Task » Please count the lines in the listing below where the word "ΠΕΡΙΠΤΩΣΕΙΣ" appears. Give the number only.

[Start]

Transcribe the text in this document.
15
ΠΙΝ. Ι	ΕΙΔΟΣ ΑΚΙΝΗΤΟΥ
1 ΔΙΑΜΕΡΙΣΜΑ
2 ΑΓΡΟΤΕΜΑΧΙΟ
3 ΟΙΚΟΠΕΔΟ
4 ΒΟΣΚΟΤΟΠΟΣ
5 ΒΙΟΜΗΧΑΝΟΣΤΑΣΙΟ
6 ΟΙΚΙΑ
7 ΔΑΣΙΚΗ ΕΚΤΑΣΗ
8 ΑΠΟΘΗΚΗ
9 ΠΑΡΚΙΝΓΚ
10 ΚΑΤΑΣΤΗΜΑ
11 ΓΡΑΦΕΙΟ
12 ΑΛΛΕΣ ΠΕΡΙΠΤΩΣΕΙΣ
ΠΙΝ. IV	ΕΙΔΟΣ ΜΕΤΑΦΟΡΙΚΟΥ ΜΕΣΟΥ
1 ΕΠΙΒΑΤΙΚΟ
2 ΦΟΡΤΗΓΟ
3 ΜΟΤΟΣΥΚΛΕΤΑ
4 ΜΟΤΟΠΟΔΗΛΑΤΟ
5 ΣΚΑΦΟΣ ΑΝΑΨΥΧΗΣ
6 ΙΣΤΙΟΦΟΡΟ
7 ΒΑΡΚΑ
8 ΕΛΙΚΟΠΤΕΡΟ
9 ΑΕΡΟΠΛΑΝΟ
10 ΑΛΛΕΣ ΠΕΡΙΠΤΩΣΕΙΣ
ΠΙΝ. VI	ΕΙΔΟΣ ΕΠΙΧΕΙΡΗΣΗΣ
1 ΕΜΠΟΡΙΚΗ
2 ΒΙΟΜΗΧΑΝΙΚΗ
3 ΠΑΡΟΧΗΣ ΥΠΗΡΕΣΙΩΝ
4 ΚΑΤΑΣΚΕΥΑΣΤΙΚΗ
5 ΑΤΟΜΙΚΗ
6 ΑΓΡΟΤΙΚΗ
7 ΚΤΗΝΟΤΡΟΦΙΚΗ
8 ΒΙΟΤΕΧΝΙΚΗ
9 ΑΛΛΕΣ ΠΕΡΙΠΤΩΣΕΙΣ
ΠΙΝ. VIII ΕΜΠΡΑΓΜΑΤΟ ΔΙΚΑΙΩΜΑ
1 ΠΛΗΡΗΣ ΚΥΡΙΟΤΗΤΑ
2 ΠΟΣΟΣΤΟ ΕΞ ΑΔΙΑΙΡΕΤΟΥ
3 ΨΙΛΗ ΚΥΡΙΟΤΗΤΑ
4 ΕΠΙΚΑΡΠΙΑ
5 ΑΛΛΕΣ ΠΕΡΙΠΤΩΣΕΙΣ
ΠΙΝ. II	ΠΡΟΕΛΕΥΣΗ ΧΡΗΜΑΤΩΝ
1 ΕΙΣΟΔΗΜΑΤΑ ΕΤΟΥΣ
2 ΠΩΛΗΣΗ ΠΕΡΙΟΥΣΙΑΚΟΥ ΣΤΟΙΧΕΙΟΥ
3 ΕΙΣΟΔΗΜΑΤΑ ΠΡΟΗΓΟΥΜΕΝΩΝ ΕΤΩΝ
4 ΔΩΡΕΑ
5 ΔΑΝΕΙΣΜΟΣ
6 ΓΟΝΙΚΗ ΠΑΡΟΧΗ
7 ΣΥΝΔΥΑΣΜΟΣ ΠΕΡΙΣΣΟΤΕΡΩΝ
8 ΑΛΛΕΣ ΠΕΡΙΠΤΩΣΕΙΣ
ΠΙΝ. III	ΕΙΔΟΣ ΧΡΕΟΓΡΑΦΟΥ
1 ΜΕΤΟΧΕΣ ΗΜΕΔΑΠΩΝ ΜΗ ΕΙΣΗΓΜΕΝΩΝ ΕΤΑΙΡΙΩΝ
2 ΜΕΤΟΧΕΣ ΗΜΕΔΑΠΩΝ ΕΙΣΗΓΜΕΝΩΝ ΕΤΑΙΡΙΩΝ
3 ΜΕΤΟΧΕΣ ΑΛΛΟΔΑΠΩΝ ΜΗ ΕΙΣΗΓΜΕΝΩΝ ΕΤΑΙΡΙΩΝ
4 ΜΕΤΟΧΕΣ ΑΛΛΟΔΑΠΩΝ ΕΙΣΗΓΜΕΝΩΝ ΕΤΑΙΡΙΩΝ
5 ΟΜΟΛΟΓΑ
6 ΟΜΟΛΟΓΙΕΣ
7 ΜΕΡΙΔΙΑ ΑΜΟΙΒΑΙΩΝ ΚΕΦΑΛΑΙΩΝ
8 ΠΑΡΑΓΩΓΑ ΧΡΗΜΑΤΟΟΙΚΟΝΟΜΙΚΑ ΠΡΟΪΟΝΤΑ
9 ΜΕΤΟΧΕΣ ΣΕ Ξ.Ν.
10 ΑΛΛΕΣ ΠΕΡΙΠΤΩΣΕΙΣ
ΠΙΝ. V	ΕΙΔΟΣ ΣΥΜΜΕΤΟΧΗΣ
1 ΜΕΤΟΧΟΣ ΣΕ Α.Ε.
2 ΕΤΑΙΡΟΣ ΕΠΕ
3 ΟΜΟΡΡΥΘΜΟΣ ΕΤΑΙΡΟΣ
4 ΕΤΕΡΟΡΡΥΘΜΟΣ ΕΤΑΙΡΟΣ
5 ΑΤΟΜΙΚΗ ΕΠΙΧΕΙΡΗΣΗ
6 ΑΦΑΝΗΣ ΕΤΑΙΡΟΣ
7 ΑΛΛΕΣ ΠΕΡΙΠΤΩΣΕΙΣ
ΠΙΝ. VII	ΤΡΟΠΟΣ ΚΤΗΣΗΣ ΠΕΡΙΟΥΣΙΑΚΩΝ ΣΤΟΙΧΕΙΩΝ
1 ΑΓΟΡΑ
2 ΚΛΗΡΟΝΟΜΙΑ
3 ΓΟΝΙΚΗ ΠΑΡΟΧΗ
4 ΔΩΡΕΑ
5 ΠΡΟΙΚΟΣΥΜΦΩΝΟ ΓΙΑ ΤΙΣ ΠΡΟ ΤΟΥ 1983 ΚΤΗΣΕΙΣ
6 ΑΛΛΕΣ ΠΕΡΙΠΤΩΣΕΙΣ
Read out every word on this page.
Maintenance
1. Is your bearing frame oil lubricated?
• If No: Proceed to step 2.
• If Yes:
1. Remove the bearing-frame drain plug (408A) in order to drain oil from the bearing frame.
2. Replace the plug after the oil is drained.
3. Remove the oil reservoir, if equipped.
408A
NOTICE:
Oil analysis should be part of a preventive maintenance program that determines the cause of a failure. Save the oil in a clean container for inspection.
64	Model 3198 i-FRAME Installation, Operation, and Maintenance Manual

[End]

Complete response » 8